Reproduce each line of the material precisely.
···
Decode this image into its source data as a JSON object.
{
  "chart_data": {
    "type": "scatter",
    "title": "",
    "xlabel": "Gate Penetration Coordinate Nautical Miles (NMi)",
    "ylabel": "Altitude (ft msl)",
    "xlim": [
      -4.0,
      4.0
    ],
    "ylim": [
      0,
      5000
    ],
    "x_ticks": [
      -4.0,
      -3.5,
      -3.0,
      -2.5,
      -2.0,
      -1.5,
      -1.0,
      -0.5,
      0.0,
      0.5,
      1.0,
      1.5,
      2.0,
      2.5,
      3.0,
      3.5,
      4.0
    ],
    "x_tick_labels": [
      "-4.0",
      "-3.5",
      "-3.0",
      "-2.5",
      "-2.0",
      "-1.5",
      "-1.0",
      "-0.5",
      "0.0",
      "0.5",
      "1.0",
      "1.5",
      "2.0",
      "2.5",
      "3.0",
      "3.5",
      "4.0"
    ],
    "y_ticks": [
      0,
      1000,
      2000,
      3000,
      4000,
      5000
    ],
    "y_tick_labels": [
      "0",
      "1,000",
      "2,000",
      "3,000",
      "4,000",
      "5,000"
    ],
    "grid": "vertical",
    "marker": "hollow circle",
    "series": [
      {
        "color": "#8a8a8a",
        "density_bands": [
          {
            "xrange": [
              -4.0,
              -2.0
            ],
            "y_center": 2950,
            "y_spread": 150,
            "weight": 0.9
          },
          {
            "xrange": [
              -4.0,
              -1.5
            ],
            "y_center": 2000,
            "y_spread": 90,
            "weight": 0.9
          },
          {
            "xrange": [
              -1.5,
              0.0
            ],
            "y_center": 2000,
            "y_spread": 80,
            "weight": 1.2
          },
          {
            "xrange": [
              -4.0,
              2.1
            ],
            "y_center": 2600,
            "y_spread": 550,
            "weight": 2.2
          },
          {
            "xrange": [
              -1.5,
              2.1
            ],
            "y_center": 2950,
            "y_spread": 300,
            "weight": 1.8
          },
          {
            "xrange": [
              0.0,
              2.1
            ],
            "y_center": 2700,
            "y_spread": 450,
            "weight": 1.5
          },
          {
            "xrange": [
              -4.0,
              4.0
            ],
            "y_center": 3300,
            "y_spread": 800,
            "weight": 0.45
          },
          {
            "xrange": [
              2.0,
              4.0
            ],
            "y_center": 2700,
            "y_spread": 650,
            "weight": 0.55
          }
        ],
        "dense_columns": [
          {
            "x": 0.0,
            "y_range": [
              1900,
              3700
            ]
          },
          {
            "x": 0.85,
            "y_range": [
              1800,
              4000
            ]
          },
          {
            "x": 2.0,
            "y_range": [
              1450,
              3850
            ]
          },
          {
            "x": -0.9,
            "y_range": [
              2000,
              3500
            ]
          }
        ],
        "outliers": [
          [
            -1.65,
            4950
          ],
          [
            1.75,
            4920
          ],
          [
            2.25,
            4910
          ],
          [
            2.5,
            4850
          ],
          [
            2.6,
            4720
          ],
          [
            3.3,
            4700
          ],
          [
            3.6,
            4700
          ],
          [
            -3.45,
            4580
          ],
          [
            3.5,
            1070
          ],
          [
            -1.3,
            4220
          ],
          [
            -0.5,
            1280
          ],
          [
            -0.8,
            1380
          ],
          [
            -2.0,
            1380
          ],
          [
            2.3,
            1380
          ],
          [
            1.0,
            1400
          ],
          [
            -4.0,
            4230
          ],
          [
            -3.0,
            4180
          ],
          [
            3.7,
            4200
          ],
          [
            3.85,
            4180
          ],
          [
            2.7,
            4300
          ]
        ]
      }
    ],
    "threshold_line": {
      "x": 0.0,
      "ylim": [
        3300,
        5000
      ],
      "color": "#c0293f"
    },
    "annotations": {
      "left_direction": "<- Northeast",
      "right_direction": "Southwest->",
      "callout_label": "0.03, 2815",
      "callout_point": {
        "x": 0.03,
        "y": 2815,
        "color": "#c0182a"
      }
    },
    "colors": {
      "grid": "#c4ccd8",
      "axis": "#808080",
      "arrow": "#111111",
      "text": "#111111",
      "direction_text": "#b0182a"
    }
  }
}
···
FINAL ANSWER:
Decode this image into its source data as a JSON object.
{
  "chart_data": {
    "type": "scatter",
    "title": "",
    "xlabel": "Gate Penetration Coordinate Nautical Miles (NMi)",
    "ylabel": "Altitude (ft msl)",
    "xlim": [
      -4.0,
      4.0
    ],
    "ylim": [
      0,
      5000
    ],
    "x_ticks": [
      -4.0,
      -3.5,
      -3.0,
      -2.5,
      -2.0,
      -1.5,
      -1.0,
      -0.5,
      0.0,
      0.5,
      1.0,
      1.5,
      2.0,
      2.5,
      3.0,
      3.5,
      4.0
    ],
    "x_tick_labels": [
      "-4.0",
      "-3.5",
      "-3.0",
      "-2.5",
      "-2.0",
      "-1.5",
      "-1.0",
      "-0.5",
      "0.0",
      "0.5",
      "1.0",
      "1.5",
      "2.0",
      "2.5",
      "3.0",
      "3.5",
      "4.0"
    ],
    "y_ticks": [
      0,
      1000,
      2000,
      3000,
      4000,
      5000
    ],
    "y_tick_labels": [
      "0",
      "1,000",
      "2,000",
      "3,000",
      "4,000",
      "5,000"
    ],
    "grid": "vertical",
    "marker": "hollow circle",
    "series": [
      {
        "color": "#8a8a8a",
        "density_bands": [
          {
            "xrange": [
              -4.0,
              -2.0
            ],
            "y_center": 2950,
            "y_spread": 150,
            "weight": 0.9
          },
          {
            "xrange": [
              -4.0,
              -1.5
            ],
            "y_center": 2000,
            "y_spread": 90,
            "weight": 0.9
          },
          {
            "xrange": [
              -1.5,
              0.0
            ],
            "y_center": 2000,
            "y_spread": 80,
            "weight": 1.2
          },
          {
            "xrange": [
              -4.0,
              2.1
            ],
            "y_center": 2600,
            "y_spread": 550,
            "weight": 2.2
          },
          {
            "xrange": [
              -1.5,
              2.1
            ],
            "y_center": 2950,
            "y_spread": 300,
            "weight": 1.8
          },
          {
            "xrange": [
              0.0,
              2.1
            ],
            "y_center": 2700,
            "y_spread": 450,
            "weight": 1.5
          },
          {
            "xrange": [
              -4.0,
              4.0
            ],
            "y_center": 3300,
            "y_spread": 800,
            "weight": 0.45
          },
          {
            "xrange": [
              2.0,
              4.0
            ],
            "y_center": 2700,
            "y_spread": 650,
            "weight": 0.55
          }
        ],
        "dense_columns": [
          {
            "x": 0.0,
            "y_range": [
              1900,
              3700
            ]
          },
          {
            "x": 0.85,
            "y_range": [
              1800,
              4000
            ]
          },
          {
            "x": 2.0,
            "y_range": [
              1450,
              3850
            ]
          },
          {
            "x": -0.9,
            "y_range": [
              2000,
              3500
            ]
          }
        ],
        "outliers": [
          [
            -1.65,
            4950
          ],
          [
            1.75,
            4920
          ],
          [
            2.25,
            4910
          ],
          [
            2.5,
            4850
          ],
          [
            2.6,
            4720
          ],
          [
            3.3,
            4700
          ],
          [
            3.6,
            4700
          ],
          [
            -3.45,
            4580
          ],
          [
            3.5,
            1070
          ],
          [
            -1.3,
            4220
          ],
          [
            -0.5,
            1280
          ],
          [
            -0.8,
            1380
          ],
          [
            -2.0,
            1380
          ],
          [
            2.3,
            1380
          ],
          [
            1.0,
            1400
          ],
          [
            -4.0,
            4230
          ],
          [
            -3.0,
            4180
          ],
          [
            3.7,
            4200
          ],
          [
            3.85,
            4180
          ],
          [
            2.7,
            4300
          ]
        ]
      }
    ],
    "threshold_line": {
      "x": 0.0,
      "ylim": [
        3300,
        5000
      ],
      "color": "#c0293f"
    },
    "annotations": {
      "left_direction": "<- Northeast",
      "right_direction": "Southwest->",
      "callout_label": "0.03, 2815",
      "callout_point": {
        "x": 0.03,
        "y": 2815,
        "color": "#c0182a"
      }
    },
    "colors": {
      "grid": "#c4ccd8",
      "axis": "#808080",
      "arrow": "#111111",
      "text": "#111111",
      "direction_text": "#b0182a"
    }
  }
}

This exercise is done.